* **Exercise directions**: Transcribe all records exactly.

* **Records provided**:
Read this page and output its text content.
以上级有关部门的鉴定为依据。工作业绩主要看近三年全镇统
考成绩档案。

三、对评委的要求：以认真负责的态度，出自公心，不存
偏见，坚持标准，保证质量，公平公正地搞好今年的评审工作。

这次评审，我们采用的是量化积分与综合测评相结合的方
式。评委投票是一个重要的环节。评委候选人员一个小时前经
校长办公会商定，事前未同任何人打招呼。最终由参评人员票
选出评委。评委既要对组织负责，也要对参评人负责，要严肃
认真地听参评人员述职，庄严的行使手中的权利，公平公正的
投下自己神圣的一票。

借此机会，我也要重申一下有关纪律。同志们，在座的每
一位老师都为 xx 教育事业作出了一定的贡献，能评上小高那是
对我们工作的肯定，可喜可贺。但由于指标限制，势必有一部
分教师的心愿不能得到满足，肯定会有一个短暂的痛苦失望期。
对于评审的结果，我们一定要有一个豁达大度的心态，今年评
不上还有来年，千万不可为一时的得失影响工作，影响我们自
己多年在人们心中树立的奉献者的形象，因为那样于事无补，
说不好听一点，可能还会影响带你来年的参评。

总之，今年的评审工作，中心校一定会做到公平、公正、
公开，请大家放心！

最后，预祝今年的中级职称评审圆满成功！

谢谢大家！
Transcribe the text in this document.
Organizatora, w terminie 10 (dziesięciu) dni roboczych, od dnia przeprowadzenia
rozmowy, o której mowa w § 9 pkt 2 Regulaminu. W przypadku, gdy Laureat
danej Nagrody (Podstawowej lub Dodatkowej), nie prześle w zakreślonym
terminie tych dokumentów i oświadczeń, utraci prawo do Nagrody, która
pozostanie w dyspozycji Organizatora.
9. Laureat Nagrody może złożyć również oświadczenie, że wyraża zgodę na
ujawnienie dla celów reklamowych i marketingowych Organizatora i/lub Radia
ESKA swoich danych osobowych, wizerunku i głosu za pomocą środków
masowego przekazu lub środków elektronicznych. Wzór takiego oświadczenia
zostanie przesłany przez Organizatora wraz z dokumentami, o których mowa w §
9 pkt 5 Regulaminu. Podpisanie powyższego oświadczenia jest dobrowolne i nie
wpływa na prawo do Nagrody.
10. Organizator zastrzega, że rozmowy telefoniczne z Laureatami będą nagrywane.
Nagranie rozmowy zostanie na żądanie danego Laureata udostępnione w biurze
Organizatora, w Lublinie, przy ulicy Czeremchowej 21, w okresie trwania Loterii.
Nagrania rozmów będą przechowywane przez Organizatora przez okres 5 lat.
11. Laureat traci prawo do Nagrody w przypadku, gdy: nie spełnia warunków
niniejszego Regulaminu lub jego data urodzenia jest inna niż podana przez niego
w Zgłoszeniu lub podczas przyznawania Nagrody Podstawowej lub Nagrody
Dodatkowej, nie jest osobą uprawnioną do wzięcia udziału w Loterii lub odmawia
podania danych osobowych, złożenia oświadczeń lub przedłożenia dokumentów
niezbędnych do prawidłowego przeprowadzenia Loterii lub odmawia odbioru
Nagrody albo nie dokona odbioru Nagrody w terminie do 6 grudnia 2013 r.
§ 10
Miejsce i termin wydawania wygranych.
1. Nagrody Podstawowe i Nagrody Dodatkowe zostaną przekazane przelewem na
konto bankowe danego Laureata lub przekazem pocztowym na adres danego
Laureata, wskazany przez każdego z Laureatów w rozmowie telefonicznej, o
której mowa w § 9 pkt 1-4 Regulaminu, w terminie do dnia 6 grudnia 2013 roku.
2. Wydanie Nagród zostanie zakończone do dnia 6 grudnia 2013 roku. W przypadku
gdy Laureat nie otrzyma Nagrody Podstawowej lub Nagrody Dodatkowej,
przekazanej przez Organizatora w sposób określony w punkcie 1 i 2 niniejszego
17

* **Correct result**:
Read this page and output its text content.
以上级有关部门的鉴定为依据。工作业绩主要看近三年全镇统
考成绩档案。

三、对评委的要求：以认真负责的态度，出自公心，不存
偏见，坚持标准，保证质量，公平公正地搞好今年的评审工作。

这次评审，我们采用的是量化积分与综合测评相结合的方
式。评委投票是一个重要的环节。评委候选人员一个小时前经
校长办公会商定，事前未同任何人打招呼。最终由参评人员票
选出评委。评委既要对组织负责，也要对参评人负责，要严肃
认真地听参评人员述职，庄严的行使手中的权利，公平公正的
投下自己神圣的一票。

借此机会，我也要重申一下有关纪律。同志们，在座的每
一位老师都为 xx 教育事业作出了一定的贡献，能评上小高那是
对我们工作的肯定，可喜可贺。但由于指标限制，势必有一部
分教师的心愿不能得到满足，肯定会有一个短暂的痛苦失望期。
对于评审的结果，我们一定要有一个豁达大度的心态，今年评
不上还有来年，千万不可为一时的得失影响工作，影响我们自
己多年在人们心中树立的奉献者的形象，因为那样于事无补，
说不好听一点，可能还会影响带你来年的参评。

总之，今年的评审工作，中心校一定会做到公平、公正、
公开，请大家放心！

最后，预祝今年的中级职称评审圆满成功！

谢谢大家！
Transcribe the text in this document.
Organizatora, w terminie 10 (dziesięciu) dni roboczych, od dnia przeprowadzenia
rozmowy, o której mowa w § 9 pkt 2 Regulaminu. W przypadku, gdy Laureat
danej Nagrody (Podstawowej lub Dodatkowej), nie prześle w zakreślonym
terminie tych dokumentów i oświadczeń, utraci prawo do Nagrody, która
pozostanie w dyspozycji Organizatora.
9. Laureat Nagrody może złożyć również oświadczenie, że wyraża zgodę na
ujawnienie dla celów reklamowych i marketingowych Organizatora i/lub Radia
ESKA swoich danych osobowych, wizerunku i głosu za pomocą środków
masowego przekazu lub środków elektronicznych. Wzór takiego oświadczenia
zostanie przesłany przez Organizatora wraz z dokumentami, o których mowa w §
9 pkt 5 Regulaminu. Podpisanie powyższego oświadczenia jest dobrowolne i nie
wpływa na prawo do Nagrody.
10. Organizator zastrzega, że rozmowy telefoniczne z Laureatami będą nagrywane.
Nagranie rozmowy zostanie na żądanie danego Laureata udostępnione w biurze
Organizatora, w Lublinie, przy ulicy Czeremchowej 21, w okresie trwania Loterii.
Nagrania rozmów będą przechowywane przez Organizatora przez okres 5 lat.
11. Laureat traci prawo do Nagrody w przypadku, gdy: nie spełnia warunków
niniejszego Regulaminu lub jego data urodzenia jest inna niż podana przez niego
w Zgłoszeniu lub podczas przyznawania Nagrody Podstawowej lub Nagrody
Dodatkowej, nie jest osobą uprawnioną do wzięcia udziału w Loterii lub odmawia
podania danych osobowych, złożenia oświadczeń lub przedłożenia dokumentów
niezbędnych do prawidłowego przeprowadzenia Loterii lub odmawia odbioru
Nagrody albo nie dokona odbioru Nagrody w terminie do 6 grudnia 2013 r.
§ 10
Miejsce i termin wydawania wygranych.
1. Nagrody Podstawowe i Nagrody Dodatkowe zostaną przekazane przelewem na
konto bankowe danego Laureata lub przekazem pocztowym na adres danego
Laureata, wskazany przez każdego z Laureatów w rozmowie telefonicznej, o
której mowa w § 9 pkt 1-4 Regulaminu, w terminie do dnia 6 grudnia 2013 roku.
2. Wydanie Nagród zostanie zakończone do dnia 6 grudnia 2013 roku. W przypadku
gdy Laureat nie otrzyma Nagrody Podstawowej lub Nagrody Dodatkowej,
przekazanej przez Organizatora w sposób określony w punkcie 1 i 2 niniejszego
17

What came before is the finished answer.